-- Start of GIVEN ENTRIES --

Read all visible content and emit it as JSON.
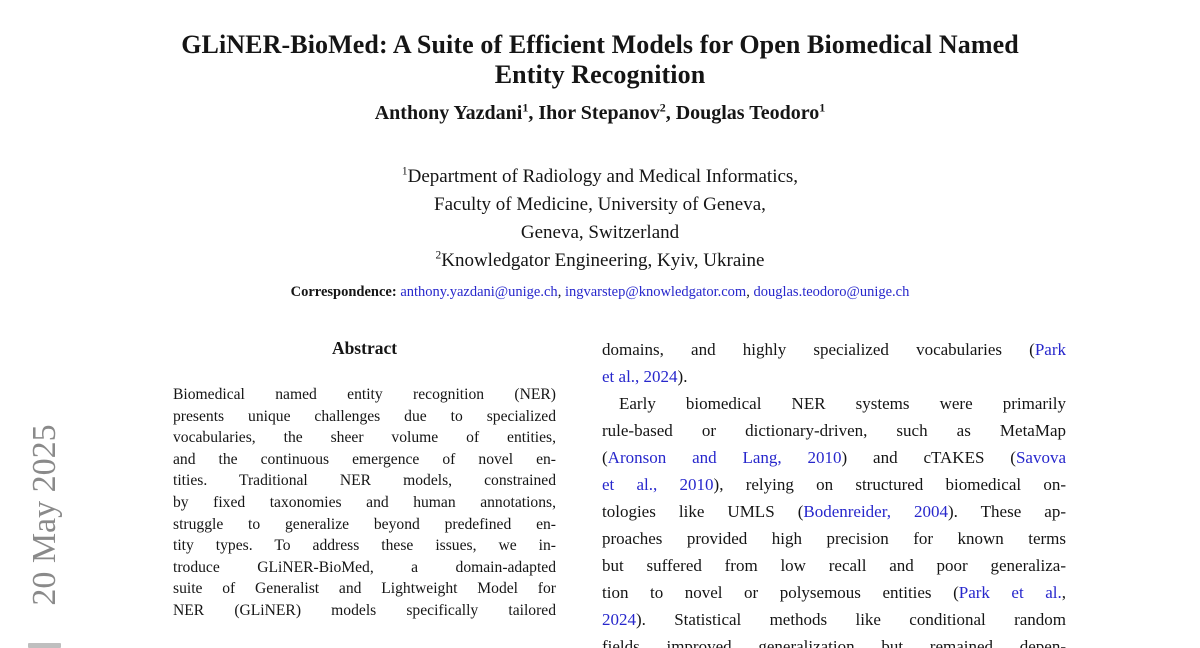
{
  "colors": {
    "link": "#2727cc",
    "text": "#151515",
    "watermark": "#8a8a8a"
  },
  "header": {
    "title_line1": "GLiNER-BioMed: A Suite of Efficient Models for Open Biomedical Named",
    "title_line2": "Entity Recognition",
    "authors": [
      {
        "name": "Anthony Yazdani",
        "sup": "1",
        "sep": ", "
      },
      {
        "name": "Ihor Stepanov",
        "sup": "2",
        "sep": ", "
      },
      {
        "name": "Douglas Teodoro",
        "sup": "1",
        "sep": ""
      }
    ],
    "affiliations": [
      {
        "sup": "1",
        "text": "Department of Radiology and Medical Informatics,"
      },
      {
        "sup": "",
        "text": "Faculty of Medicine, University of Geneva,"
      },
      {
        "sup": "",
        "text": "Geneva, Switzerland"
      },
      {
        "sup": "2",
        "text": "Knowledgator Engineering, Kyiv, Ukraine"
      }
    ],
    "correspondence": {
      "label": "Correspondence:",
      "emails": [
        "anthony.yazdani@unige.ch",
        "ingvarstep@knowledgator.com",
        "douglas.teodoro@unige.ch"
      ],
      "separator": ", "
    }
  },
  "watermark": {
    "text": "20 May 2025"
  },
  "abstract": {
    "heading": "Abstract",
    "lines": [
      {
        "seg": [
          {
            "t": "Biomedical named entity recognition (NER)"
          }
        ]
      },
      {
        "seg": [
          {
            "t": "presents unique challenges due to specialized"
          }
        ]
      },
      {
        "seg": [
          {
            "t": "vocabularies, the sheer volume of entities,"
          }
        ]
      },
      {
        "seg": [
          {
            "t": "and the continuous emergence of novel en-"
          }
        ]
      },
      {
        "seg": [
          {
            "t": "tities. Traditional NER models, constrained"
          }
        ]
      },
      {
        "seg": [
          {
            "t": "by fixed taxonomies and human annotations,"
          }
        ]
      },
      {
        "seg": [
          {
            "t": "struggle to generalize beyond predefined en-"
          }
        ]
      },
      {
        "seg": [
          {
            "t": "tity types. To address these issues, we in-"
          }
        ]
      },
      {
        "seg": [
          {
            "t": "troduce GLiNER-BioMed, a domain-adapted"
          }
        ]
      },
      {
        "seg": [
          {
            "t": "suite of Generalist and Lightweight Model for"
          }
        ]
      },
      {
        "seg": [
          {
            "t": "NER (GLiNER) models specifically tailored"
          }
        ]
      }
    ]
  },
  "right_column": {
    "lines": [
      {
        "seg": [
          {
            "t": "domains, and highly specialized vocabularies ("
          },
          {
            "t": "Park",
            "link": true
          }
        ]
      },
      {
        "last": true,
        "seg": [
          {
            "t": "et al., 2024",
            "link": true
          },
          {
            "t": ")."
          }
        ]
      },
      {
        "indent": true,
        "seg": [
          {
            "t": "Early biomedical NER systems were primarily"
          }
        ]
      },
      {
        "seg": [
          {
            "t": "rule-based or dictionary-driven, such as MetaMap"
          }
        ]
      },
      {
        "seg": [
          {
            "t": "("
          },
          {
            "t": "Aronson and Lang, 2010",
            "link": true
          },
          {
            "t": ") and cTAKES ("
          },
          {
            "t": "Savova",
            "link": true
          }
        ]
      },
      {
        "seg": [
          {
            "t": "et al., 2010",
            "link": true
          },
          {
            "t": "), relying on structured biomedical on-"
          }
        ]
      },
      {
        "seg": [
          {
            "t": "tologies like UMLS ("
          },
          {
            "t": "Bodenreider, 2004",
            "link": true
          },
          {
            "t": "). These ap-"
          }
        ]
      },
      {
        "seg": [
          {
            "t": "proaches provided high precision for known terms"
          }
        ]
      },
      {
        "seg": [
          {
            "t": "but suffered from low recall and poor generaliza-"
          }
        ]
      },
      {
        "seg": [
          {
            "t": "tion to novel or polysemous entities ("
          },
          {
            "t": "Park et al.",
            "link": true
          },
          {
            "t": ","
          }
        ]
      },
      {
        "seg": [
          {
            "t": "2024",
            "link": true
          },
          {
            "t": "). Statistical methods like conditional random"
          }
        ]
      },
      {
        "seg": [
          {
            "t": "fields improved generalization but remained depen-"
          }
        ]
      }
    ]
  }
}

-- End of GIVEN ENTRIES --

**WRITTEN EXERCISE**.
Every line above should be repeated exactly; pictures stay out of the copy.

**ANSWER TO THE TASK**.
Read all visible content and emit it as JSON.
{
  "colors": {
    "link": "#2727cc",
    "text": "#151515",
    "watermark": "#8a8a8a"
  },
  "header": {
    "title_line1": "GLiNER-BioMed: A Suite of Efficient Models for Open Biomedical Named",
    "title_line2": "Entity Recognition",
    "authors": [
      {
        "name": "Anthony Yazdani",
        "sup": "1",
        "sep": ", "
      },
      {
        "name": "Ihor Stepanov",
        "sup": "2",
        "sep": ", "
      },
      {
        "name": "Douglas Teodoro",
        "sup": "1",
        "sep": ""
      }
    ],
    "affiliations": [
      {
        "sup": "1",
        "text": "Department of Radiology and Medical Informatics,"
      },
      {
        "sup": "",
        "text": "Faculty of Medicine, University of Geneva,"
      },
      {
        "sup": "",
        "text": "Geneva, Switzerland"
      },
      {
        "sup": "2",
        "text": "Knowledgator Engineering, Kyiv, Ukraine"
      }
    ],
    "correspondence": {
      "label": "Correspondence:",
      "emails": [
        "anthony.yazdani@unige.ch",
        "ingvarstep@knowledgator.com",
        "douglas.teodoro@unige.ch"
      ],
      "separator": ", "
    }
  },
  "watermark": {
    "text": "20 May 2025"
  },
  "abstract": {
    "heading": "Abstract",
    "lines": [
      {
        "seg": [
          {
            "t": "Biomedical named entity recognition (NER)"
          }
        ]
      },
      {
        "seg": [
          {
            "t": "presents unique challenges due to specialized"
          }
        ]
      },
      {
        "seg": [
          {
            "t": "vocabularies, the sheer volume of entities,"
          }
        ]
      },
      {
        "seg": [
          {
            "t": "and the continuous emergence of novel en-"
          }
        ]
      },
      {
        "seg": [
          {
            "t": "tities. Traditional NER models, constrained"
          }
        ]
      },
      {
        "seg": [
          {
            "t": "by fixed taxonomies and human annotations,"
          }
        ]
      },
      {
        "seg": [
          {
            "t": "struggle to generalize beyond predefined en-"
          }
        ]
      },
      {
        "seg": [
          {
            "t": "tity types. To address these issues, we in-"
          }
        ]
      },
      {
        "seg": [
          {
            "t": "troduce GLiNER-BioMed, a domain-adapted"
          }
        ]
      },
      {
        "seg": [
          {
            "t": "suite of Generalist and Lightweight Model for"
          }
        ]
      },
      {
        "seg": [
          {
            "t": "NER (GLiNER) models specifically tailored"
          }
        ]
      }
    ]
  },
  "right_column": {
    "lines": [
      {
        "seg": [
          {
            "t": "domains, and highly specialized vocabularies ("
          },
          {
            "t": "Park",
            "link": true
          }
        ]
      },
      {
        "last": true,
        "seg": [
          {
            "t": "et al., 2024",
            "link": true
          },
          {
            "t": ")."
          }
        ]
      },
      {
        "indent": true,
        "seg": [
          {
            "t": "Early biomedical NER systems were primarily"
          }
        ]
      },
      {
        "seg": [
          {
            "t": "rule-based or dictionary-driven, such as MetaMap"
          }
        ]
      },
      {
        "seg": [
          {
            "t": "("
          },
          {
            "t": "Aronson and Lang, 2010",
            "link": true
          },
          {
            "t": ") and cTAKES ("
          },
          {
            "t": "Savova",
            "link": true
          }
        ]
      },
      {
        "seg": [
          {
            "t": "et al., 2010",
            "link": true
          },
          {
            "t": "), relying on structured biomedical on-"
          }
        ]
      },
      {
        "seg": [
          {
            "t": "tologies like UMLS ("
          },
          {
            "t": "Bodenreider, 2004",
            "link": true
          },
          {
            "t": "). These ap-"
          }
        ]
      },
      {
        "seg": [
          {
            "t": "proaches provided high precision for known terms"
          }
        ]
      },
      {
        "seg": [
          {
            "t": "but suffered from low recall and poor generaliza-"
          }
        ]
      },
      {
        "seg": [
          {
            "t": "tion to novel or polysemous entities ("
          },
          {
            "t": "Park et al.",
            "link": true
          },
          {
            "t": ","
          }
        ]
      },
      {
        "seg": [
          {
            "t": "2024",
            "link": true
          },
          {
            "t": "). Statistical methods like conditional random"
          }
        ]
      },
      {
        "seg": [
          {
            "t": "fields improved generalization but remained depen-"
          }
        ]
      }
    ]
  }
}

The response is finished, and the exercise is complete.